--- DATA LINES ---
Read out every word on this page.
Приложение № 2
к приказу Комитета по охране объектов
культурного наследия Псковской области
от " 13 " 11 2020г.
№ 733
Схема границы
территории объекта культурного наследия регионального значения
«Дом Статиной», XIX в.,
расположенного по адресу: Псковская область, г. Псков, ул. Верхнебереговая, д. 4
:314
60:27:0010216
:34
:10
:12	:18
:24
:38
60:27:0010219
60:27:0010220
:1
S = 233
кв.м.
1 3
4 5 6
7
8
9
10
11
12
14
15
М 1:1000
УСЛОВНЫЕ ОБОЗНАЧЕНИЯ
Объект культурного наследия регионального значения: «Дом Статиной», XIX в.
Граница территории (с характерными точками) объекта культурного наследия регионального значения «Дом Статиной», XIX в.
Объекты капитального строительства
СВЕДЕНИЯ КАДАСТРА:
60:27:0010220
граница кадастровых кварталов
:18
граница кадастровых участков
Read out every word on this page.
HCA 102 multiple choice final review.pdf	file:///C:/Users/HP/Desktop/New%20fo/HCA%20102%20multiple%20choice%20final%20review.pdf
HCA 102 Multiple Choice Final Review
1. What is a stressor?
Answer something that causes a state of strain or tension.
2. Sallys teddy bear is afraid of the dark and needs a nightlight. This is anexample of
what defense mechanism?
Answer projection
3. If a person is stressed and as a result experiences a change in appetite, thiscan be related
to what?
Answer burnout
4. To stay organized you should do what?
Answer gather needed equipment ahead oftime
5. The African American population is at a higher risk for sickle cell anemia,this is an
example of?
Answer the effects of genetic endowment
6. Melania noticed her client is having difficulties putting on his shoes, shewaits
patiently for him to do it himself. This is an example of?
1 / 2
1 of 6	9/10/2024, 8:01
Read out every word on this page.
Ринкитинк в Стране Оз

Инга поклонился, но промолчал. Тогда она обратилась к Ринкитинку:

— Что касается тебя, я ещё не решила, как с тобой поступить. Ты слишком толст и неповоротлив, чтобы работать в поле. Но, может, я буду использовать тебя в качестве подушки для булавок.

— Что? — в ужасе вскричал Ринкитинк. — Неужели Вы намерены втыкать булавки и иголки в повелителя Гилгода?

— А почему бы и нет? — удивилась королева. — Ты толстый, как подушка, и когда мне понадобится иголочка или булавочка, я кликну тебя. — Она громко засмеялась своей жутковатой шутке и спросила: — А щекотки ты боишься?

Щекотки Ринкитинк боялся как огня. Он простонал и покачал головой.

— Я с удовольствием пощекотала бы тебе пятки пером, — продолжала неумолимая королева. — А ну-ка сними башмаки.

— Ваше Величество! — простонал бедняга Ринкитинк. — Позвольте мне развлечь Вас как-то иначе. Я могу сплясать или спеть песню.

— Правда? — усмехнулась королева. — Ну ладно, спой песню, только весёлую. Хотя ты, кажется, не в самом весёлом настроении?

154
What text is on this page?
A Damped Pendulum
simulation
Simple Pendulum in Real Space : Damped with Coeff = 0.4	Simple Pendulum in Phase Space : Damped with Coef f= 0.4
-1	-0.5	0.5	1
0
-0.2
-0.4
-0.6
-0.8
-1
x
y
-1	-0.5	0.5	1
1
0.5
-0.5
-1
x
---
[WRITTEN INSTRUCTION] Write each line above out exactly.

[EXERCISE RESPONSE]
Read out every word on this page.
Приложение № 2
к приказу Комитета по охране объектов
культурного наследия Псковской области
от " 13 " 11 2020г.
№ 733
Схема границы
территории объекта культурного наследия регионального значения
«Дом Статиной», XIX в.,
расположенного по адресу: Псковская область, г. Псков, ул. Верхнебереговая, д. 4
:314
60:27:0010216
:34
:10
:12	:18
:24
:38
60:27:0010219
60:27:0010220
:1
S = 233
кв.м.
1 3
4 5 6
7
8
9
10
11
12
14
15
М 1:1000
УСЛОВНЫЕ ОБОЗНАЧЕНИЯ
Объект культурного наследия регионального значения: «Дом Статиной», XIX в.
Граница территории (с характерными точками) объекта культурного наследия регионального значения «Дом Статиной», XIX в.
Объекты капитального строительства
СВЕДЕНИЯ КАДАСТРА:
60:27:0010220
граница кадастровых кварталов
:18
граница кадастровых участков
Read out every word on this page.
HCA 102 multiple choice final review.pdf	file:///C:/Users/HP/Desktop/New%20fo/HCA%20102%20multiple%20choice%20final%20review.pdf
HCA 102 Multiple Choice Final Review
1. What is a stressor?
Answer something that causes a state of strain or tension.
2. Sallys teddy bear is afraid of the dark and needs a nightlight. This is anexample of
what defense mechanism?
Answer projection
3. If a person is stressed and as a result experiences a change in appetite, thiscan be related
to what?
Answer burnout
4. To stay organized you should do what?
Answer gather needed equipment ahead oftime
5. The African American population is at a higher risk for sickle cell anemia,this is an
example of?
Answer the effects of genetic endowment
6. Melania noticed her client is having difficulties putting on his shoes, shewaits
patiently for him to do it himself. This is an example of?
1 / 2
1 of 6	9/10/2024, 8:01
Read out every word on this page.
Ринкитинк в Стране Оз

Инга поклонился, но промолчал. Тогда она обратилась к Ринкитинку:

— Что касается тебя, я ещё не решила, как с тобой поступить. Ты слишком толст и неповоротлив, чтобы работать в поле. Но, может, я буду использовать тебя в качестве подушки для булавок.

— Что? — в ужасе вскричал Ринкитинк. — Неужели Вы намерены втыкать булавки и иголки в повелителя Гилгода?

— А почему бы и нет? — удивилась королева. — Ты толстый, как подушка, и когда мне понадобится иголочка или булавочка, я кликну тебя. — Она громко засмеялась своей жутковатой шутке и спросила: — А щекотки ты боишься?

Щекотки Ринкитинк боялся как огня. Он простонал и покачал головой.

— Я с удовольствием пощекотала бы тебе пятки пером, — продолжала неумолимая королева. — А ну-ка сними башмаки.

— Ваше Величество! — простонал бедняга Ринкитинк. — Позвольте мне развлечь Вас как-то иначе. Я могу сплясать или спеть песню.

— Правда? — усмехнулась королева. — Ну ладно, спой песню, только весёлую. Хотя ты, кажется, не в самом весёлом настроении?

154
What text is on this page?
A Damped Pendulum
simulation
Simple Pendulum in Real Space : Damped with Coeff = 0.4	Simple Pendulum in Phase Space : Damped with Coef f= 0.4
-1	-0.5	0.5	1
0
-0.2
-0.4
-0.6
-0.8
-1
x
y
-1	-0.5	0.5	1
1
0.5
-0.5
-1
x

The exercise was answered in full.